Problem to work on - Below are the records; collect from them each line containing the string "справа".

··········

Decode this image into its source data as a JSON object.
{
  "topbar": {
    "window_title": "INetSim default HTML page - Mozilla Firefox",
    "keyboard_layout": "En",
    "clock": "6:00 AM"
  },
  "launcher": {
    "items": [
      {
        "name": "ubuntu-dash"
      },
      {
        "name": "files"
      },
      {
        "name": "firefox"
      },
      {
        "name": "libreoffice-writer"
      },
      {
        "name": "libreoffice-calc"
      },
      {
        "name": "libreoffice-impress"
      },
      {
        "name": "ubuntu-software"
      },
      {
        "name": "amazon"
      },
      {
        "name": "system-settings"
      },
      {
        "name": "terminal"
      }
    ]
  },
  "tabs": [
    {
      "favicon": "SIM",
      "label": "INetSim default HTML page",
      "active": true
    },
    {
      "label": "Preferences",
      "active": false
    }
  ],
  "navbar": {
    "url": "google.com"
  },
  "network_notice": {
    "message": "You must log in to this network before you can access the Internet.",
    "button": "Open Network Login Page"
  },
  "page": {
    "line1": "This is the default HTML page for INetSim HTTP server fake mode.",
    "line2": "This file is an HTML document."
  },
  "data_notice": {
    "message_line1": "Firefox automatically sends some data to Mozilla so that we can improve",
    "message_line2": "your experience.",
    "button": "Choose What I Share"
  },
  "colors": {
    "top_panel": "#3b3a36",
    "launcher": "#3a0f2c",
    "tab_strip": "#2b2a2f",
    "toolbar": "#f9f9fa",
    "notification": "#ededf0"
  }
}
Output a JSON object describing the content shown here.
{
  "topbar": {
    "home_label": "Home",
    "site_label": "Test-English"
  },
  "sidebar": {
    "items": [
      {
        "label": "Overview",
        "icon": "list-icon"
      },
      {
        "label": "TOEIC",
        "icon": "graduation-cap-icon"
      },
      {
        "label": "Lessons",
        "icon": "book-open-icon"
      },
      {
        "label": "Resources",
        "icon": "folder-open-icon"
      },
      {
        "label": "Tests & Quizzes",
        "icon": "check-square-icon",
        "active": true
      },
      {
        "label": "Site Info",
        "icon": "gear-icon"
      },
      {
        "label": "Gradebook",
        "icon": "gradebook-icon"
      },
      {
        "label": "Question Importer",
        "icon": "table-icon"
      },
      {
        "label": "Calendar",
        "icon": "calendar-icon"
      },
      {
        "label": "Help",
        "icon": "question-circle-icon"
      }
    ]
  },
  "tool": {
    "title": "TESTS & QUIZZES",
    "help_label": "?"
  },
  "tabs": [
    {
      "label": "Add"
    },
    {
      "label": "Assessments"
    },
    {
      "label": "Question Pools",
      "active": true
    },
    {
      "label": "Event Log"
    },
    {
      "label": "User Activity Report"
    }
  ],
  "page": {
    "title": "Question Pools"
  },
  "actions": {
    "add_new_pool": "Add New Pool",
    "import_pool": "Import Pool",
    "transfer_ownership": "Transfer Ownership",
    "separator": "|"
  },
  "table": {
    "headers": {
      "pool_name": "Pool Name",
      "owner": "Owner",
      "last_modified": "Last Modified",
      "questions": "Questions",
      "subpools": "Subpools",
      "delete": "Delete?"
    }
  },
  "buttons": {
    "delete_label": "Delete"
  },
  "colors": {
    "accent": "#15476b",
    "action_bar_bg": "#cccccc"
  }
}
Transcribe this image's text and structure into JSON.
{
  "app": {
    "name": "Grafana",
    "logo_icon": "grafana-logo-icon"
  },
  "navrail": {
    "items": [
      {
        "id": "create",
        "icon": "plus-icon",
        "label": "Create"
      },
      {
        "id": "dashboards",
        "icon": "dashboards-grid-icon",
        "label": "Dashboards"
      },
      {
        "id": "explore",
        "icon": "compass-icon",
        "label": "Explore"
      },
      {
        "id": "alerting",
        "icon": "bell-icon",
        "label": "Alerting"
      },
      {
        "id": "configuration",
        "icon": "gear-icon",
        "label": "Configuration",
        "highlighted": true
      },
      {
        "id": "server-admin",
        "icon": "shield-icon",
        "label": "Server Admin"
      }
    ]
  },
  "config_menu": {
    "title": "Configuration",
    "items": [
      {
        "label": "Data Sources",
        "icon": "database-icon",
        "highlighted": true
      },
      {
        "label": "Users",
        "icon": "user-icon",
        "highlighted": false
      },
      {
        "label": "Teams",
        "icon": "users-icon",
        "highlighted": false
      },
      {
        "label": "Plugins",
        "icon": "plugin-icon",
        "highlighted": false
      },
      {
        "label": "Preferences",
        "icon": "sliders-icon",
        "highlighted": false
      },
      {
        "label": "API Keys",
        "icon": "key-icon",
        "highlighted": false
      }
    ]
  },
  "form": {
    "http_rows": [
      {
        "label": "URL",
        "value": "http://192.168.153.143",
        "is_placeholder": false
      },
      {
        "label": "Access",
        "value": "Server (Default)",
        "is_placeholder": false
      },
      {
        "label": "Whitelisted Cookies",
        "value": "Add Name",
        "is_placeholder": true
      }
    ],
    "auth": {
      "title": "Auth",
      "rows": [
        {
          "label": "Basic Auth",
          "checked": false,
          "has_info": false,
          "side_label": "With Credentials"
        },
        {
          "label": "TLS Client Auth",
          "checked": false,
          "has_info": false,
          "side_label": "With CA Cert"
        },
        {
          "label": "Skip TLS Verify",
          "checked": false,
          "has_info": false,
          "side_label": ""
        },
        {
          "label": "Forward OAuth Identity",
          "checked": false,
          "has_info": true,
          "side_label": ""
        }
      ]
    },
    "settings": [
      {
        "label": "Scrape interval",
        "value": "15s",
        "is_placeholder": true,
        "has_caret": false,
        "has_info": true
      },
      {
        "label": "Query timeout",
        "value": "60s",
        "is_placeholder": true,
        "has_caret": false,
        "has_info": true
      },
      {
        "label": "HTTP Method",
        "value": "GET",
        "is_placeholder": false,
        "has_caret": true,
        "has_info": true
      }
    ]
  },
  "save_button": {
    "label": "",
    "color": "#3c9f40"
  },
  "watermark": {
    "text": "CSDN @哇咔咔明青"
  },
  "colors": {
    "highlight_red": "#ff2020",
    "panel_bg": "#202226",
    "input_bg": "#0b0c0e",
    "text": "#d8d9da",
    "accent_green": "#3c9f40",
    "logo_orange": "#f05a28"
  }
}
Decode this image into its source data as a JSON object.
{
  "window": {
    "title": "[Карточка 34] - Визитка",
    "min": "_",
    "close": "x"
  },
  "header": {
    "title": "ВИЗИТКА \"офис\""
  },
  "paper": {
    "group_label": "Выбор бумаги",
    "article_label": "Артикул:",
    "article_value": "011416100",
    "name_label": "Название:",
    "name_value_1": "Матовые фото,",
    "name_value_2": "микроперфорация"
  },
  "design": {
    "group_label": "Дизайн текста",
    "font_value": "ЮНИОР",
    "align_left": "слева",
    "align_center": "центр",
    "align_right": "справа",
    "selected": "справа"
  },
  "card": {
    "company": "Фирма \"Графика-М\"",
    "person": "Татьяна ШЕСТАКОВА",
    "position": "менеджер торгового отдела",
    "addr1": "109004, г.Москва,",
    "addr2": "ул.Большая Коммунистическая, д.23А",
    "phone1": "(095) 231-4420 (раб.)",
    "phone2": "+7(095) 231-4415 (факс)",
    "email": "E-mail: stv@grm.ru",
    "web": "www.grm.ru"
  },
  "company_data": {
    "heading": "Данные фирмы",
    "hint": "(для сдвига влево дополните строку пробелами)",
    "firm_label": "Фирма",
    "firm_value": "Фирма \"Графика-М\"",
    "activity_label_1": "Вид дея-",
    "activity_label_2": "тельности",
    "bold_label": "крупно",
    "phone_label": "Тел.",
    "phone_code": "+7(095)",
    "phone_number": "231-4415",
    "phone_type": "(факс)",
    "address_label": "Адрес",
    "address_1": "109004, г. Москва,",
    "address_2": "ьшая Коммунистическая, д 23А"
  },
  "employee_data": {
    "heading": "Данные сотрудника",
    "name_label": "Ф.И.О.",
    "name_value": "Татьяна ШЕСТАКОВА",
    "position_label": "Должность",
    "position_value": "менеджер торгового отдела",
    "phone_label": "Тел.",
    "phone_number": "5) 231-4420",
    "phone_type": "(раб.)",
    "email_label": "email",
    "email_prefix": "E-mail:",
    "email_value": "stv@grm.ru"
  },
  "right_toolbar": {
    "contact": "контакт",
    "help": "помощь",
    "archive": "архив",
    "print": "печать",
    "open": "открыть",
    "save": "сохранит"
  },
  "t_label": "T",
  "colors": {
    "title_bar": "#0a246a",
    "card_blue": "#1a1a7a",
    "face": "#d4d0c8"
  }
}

··········

Answer to this problem -
    "align_right": "справа",
    "selected": "справа"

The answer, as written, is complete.